Return all lines from the listing below in which the string "budget" occurs.
....................
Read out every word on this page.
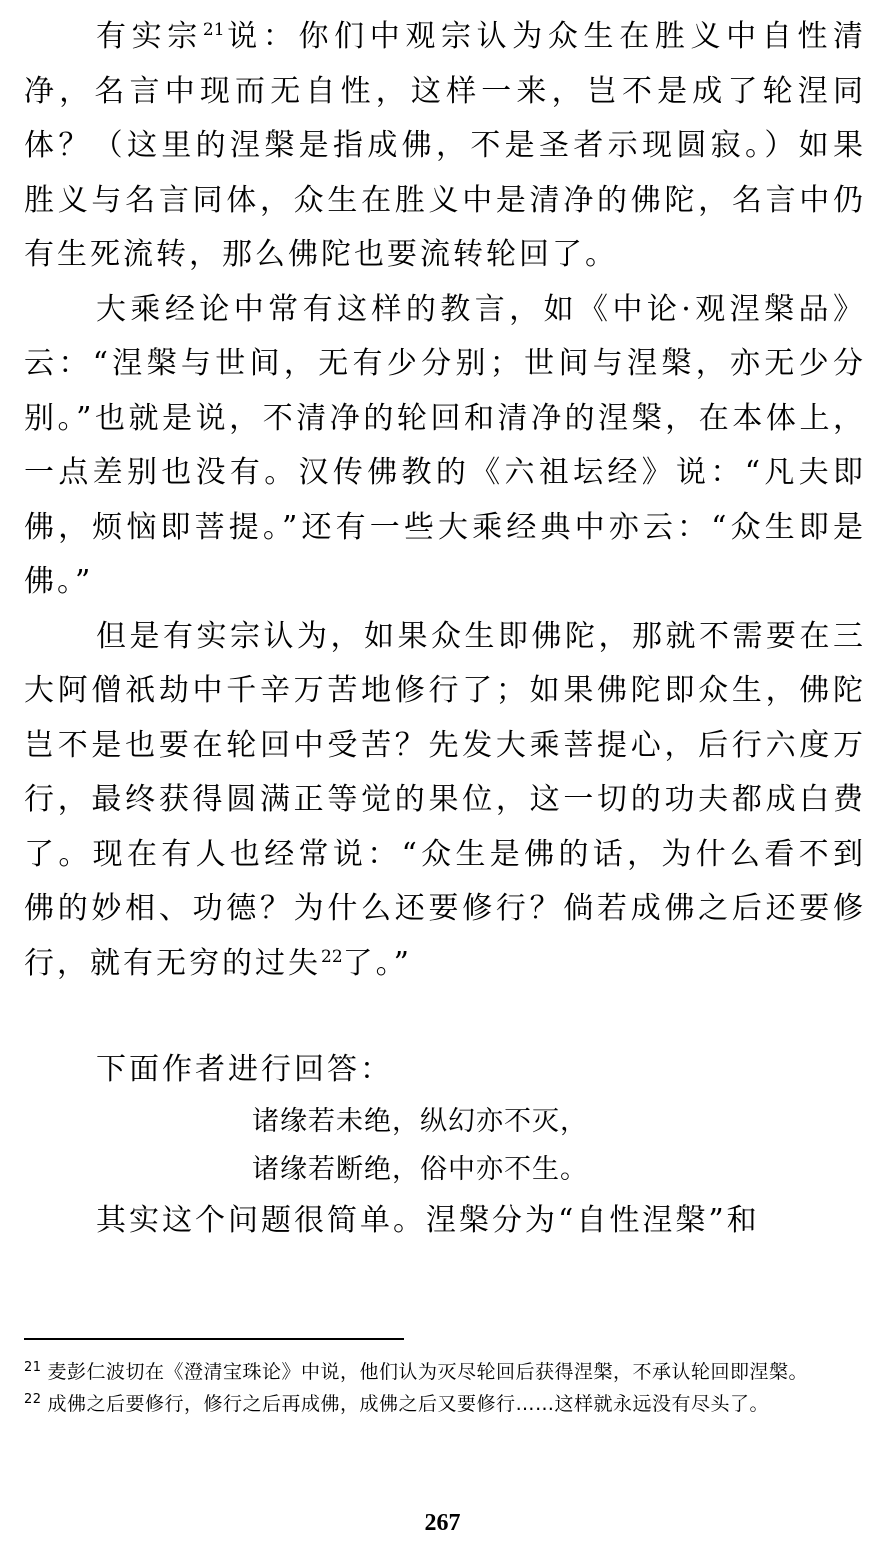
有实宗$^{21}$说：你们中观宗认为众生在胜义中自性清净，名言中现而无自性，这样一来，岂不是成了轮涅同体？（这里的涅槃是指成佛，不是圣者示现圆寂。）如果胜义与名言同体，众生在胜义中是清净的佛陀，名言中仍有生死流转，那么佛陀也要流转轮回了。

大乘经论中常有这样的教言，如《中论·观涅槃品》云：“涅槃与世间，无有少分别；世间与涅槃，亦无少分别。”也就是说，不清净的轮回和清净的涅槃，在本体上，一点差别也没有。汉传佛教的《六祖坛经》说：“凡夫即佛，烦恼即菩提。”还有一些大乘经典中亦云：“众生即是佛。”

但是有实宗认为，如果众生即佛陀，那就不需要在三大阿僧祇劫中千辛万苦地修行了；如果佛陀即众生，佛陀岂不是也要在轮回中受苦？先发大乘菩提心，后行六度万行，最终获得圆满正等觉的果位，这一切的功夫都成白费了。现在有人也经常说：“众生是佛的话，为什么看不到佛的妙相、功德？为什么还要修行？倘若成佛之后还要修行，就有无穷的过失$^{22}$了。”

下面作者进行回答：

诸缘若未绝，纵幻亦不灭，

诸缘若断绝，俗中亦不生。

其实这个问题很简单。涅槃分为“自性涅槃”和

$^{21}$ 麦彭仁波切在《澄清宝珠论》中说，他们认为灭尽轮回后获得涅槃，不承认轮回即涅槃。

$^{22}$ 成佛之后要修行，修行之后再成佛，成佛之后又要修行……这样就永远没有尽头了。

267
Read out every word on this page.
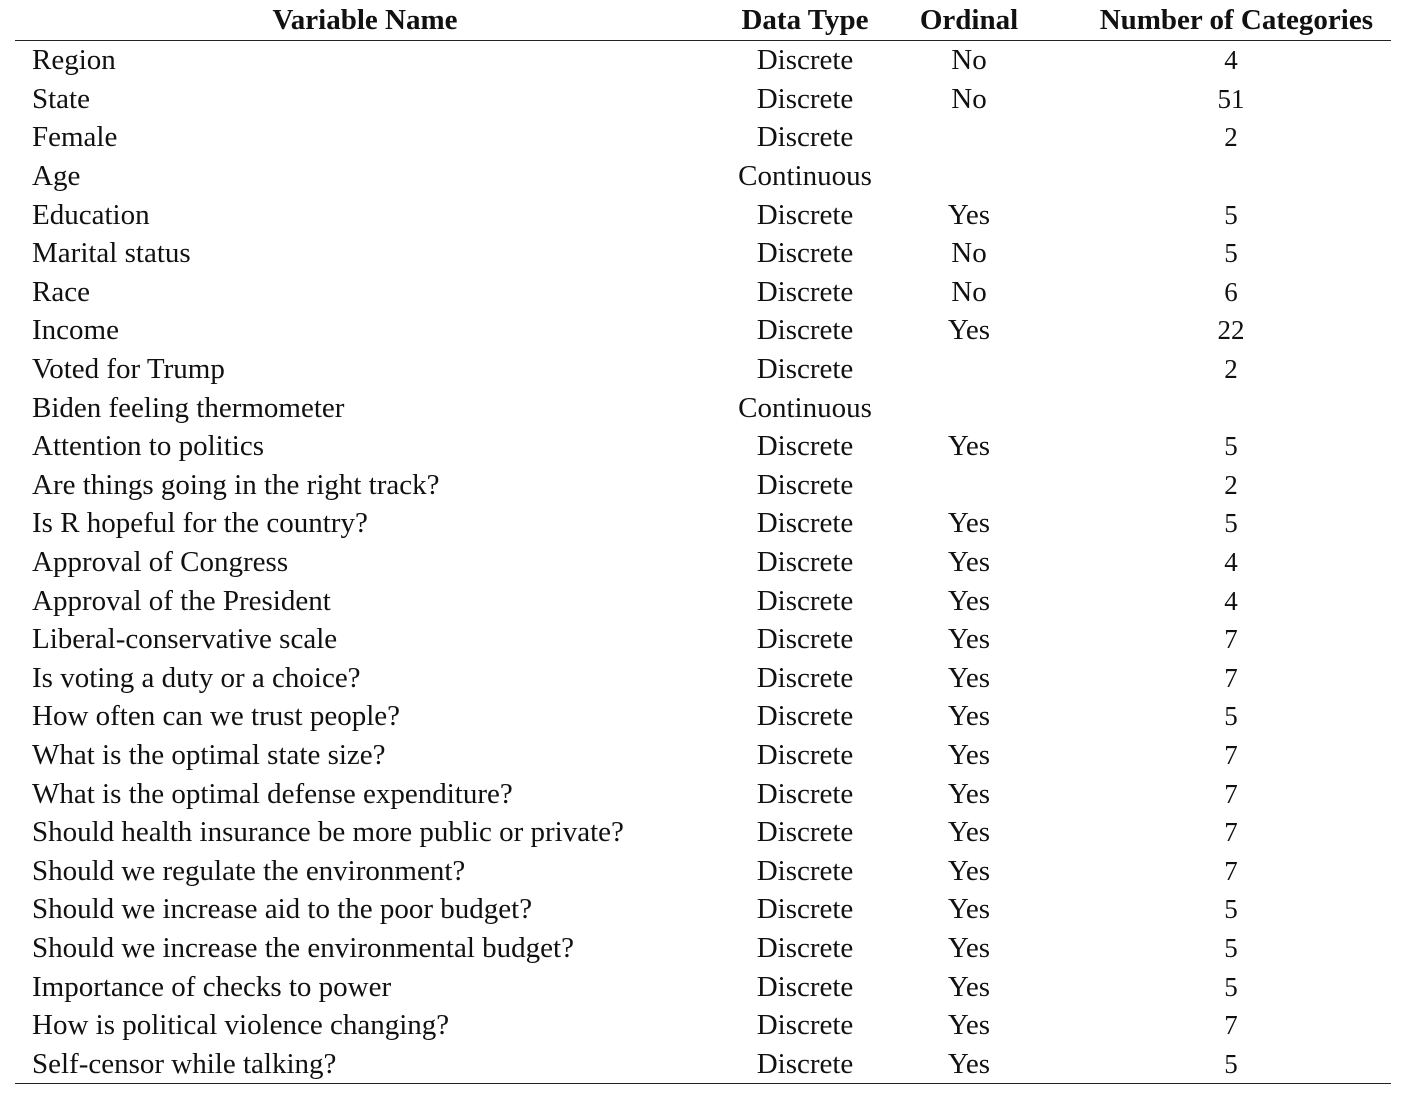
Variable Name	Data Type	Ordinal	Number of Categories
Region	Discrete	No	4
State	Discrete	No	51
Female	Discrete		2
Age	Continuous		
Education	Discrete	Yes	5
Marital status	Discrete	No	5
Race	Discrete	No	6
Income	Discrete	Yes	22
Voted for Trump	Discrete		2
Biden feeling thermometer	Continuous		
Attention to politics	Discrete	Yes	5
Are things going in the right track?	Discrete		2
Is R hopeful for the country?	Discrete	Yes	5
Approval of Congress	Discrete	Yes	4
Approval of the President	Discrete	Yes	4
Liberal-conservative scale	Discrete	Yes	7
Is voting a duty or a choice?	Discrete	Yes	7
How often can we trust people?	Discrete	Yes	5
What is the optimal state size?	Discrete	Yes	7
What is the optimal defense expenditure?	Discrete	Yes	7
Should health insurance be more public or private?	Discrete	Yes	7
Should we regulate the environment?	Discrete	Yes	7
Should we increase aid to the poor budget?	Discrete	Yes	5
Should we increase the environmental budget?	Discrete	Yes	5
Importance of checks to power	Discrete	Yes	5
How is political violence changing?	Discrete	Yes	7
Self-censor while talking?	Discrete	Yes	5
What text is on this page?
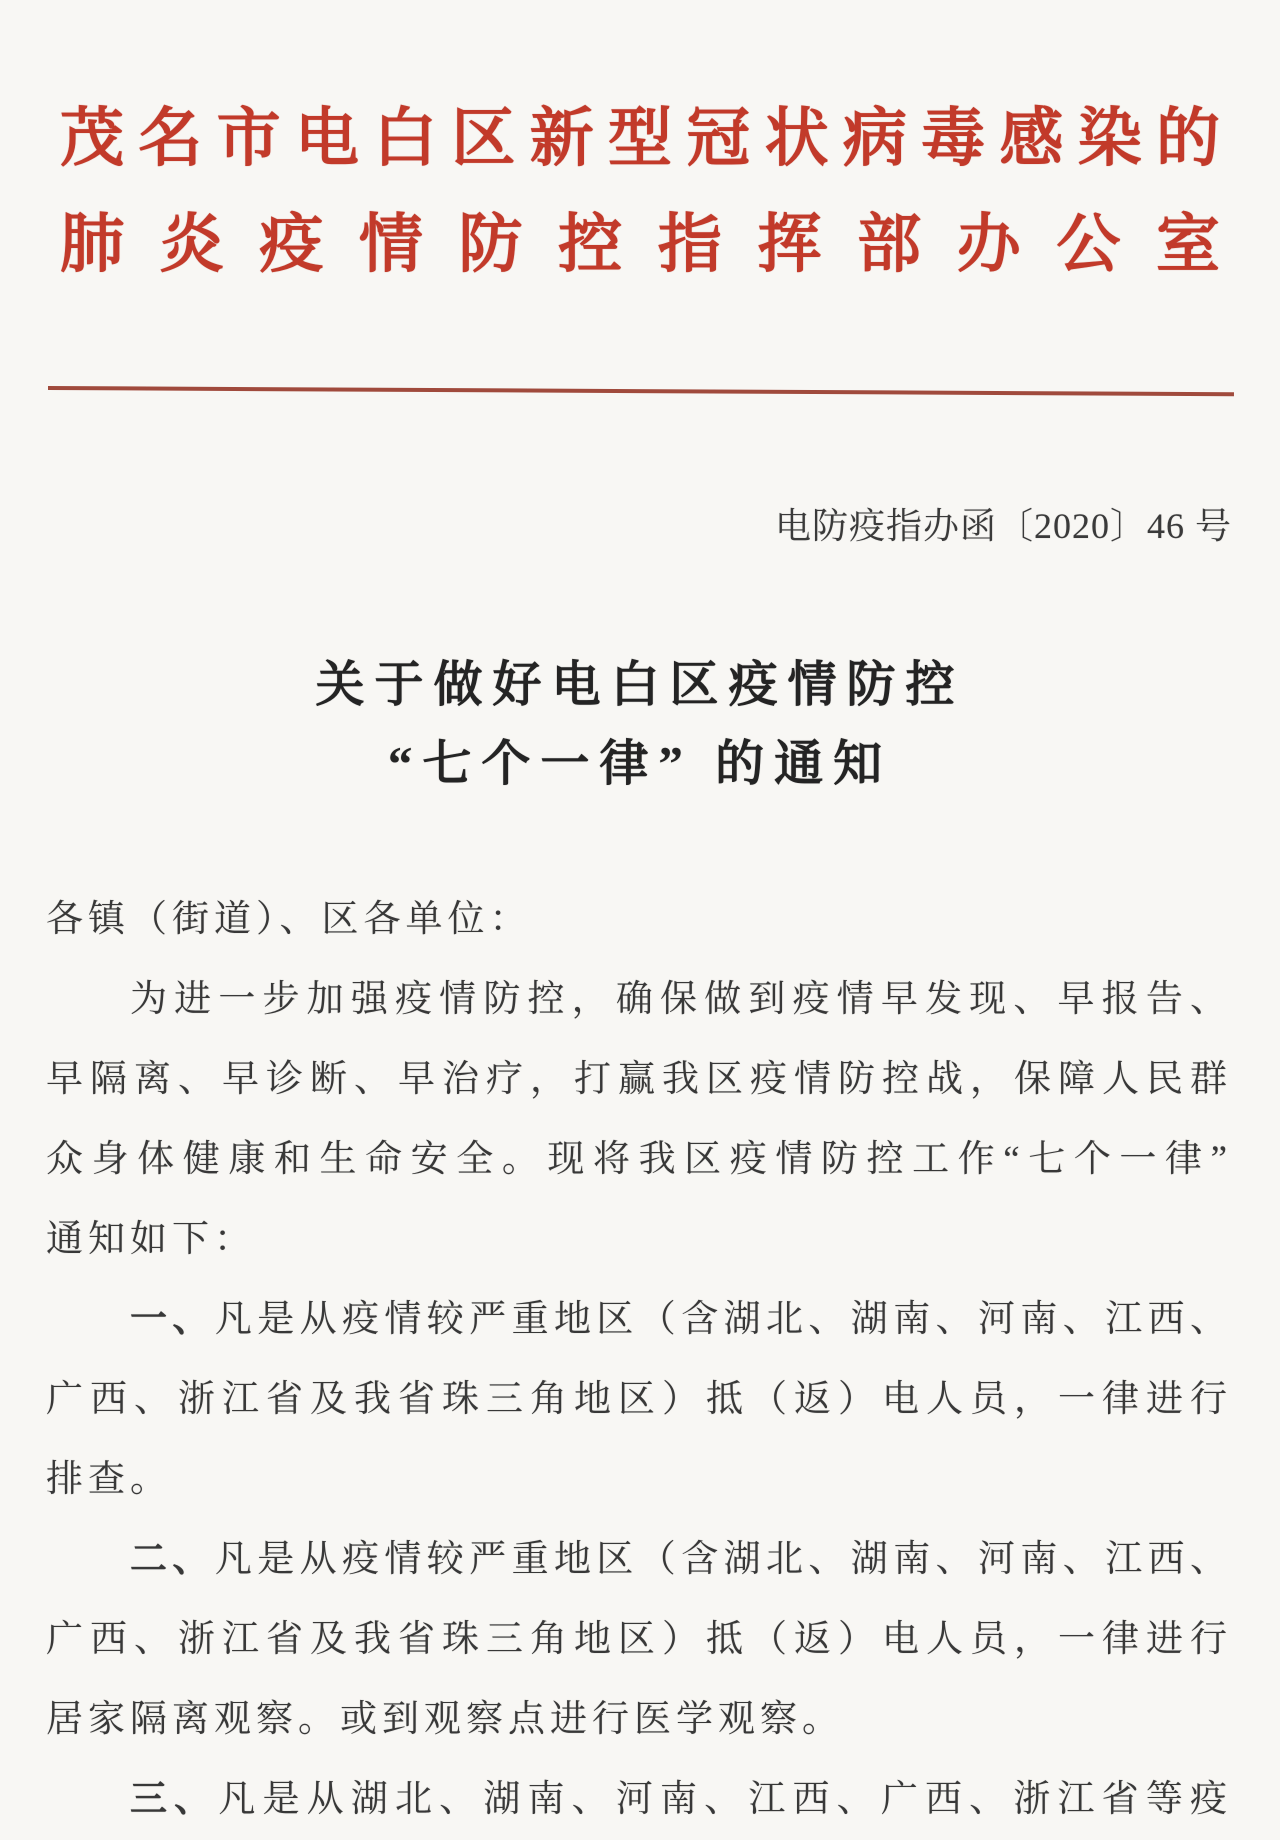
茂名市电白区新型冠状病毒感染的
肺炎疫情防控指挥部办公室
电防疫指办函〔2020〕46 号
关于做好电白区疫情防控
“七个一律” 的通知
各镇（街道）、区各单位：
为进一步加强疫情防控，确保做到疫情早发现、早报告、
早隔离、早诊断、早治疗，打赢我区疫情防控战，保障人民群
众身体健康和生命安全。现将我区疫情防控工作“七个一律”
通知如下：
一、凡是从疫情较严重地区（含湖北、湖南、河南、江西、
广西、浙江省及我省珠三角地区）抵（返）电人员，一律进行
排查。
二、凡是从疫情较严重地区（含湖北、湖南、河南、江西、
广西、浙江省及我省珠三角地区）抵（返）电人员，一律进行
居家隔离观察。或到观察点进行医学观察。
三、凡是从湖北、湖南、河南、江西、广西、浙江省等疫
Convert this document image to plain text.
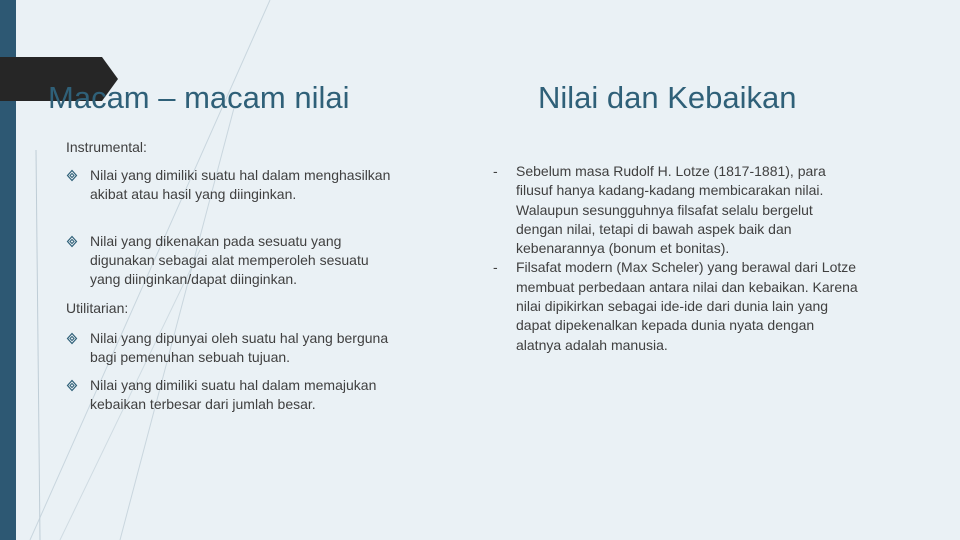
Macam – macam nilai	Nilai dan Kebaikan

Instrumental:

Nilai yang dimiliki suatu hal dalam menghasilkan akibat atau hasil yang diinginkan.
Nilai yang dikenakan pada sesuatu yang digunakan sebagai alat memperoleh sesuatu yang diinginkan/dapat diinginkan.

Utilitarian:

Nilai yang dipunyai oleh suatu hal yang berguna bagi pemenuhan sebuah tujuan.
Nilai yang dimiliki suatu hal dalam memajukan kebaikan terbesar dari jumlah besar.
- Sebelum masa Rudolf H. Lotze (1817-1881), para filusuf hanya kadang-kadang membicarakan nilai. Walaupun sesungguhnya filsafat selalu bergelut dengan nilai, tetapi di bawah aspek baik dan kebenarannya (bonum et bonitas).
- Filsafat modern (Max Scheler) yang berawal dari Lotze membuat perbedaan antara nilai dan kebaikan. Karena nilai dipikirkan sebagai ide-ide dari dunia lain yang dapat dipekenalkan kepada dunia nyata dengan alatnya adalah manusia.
....................
• Result of this exercise
Should we increase aid to the poor budget?	Discrete	Yes	5
Should we increase the environmental budget?	Discrete	Yes	5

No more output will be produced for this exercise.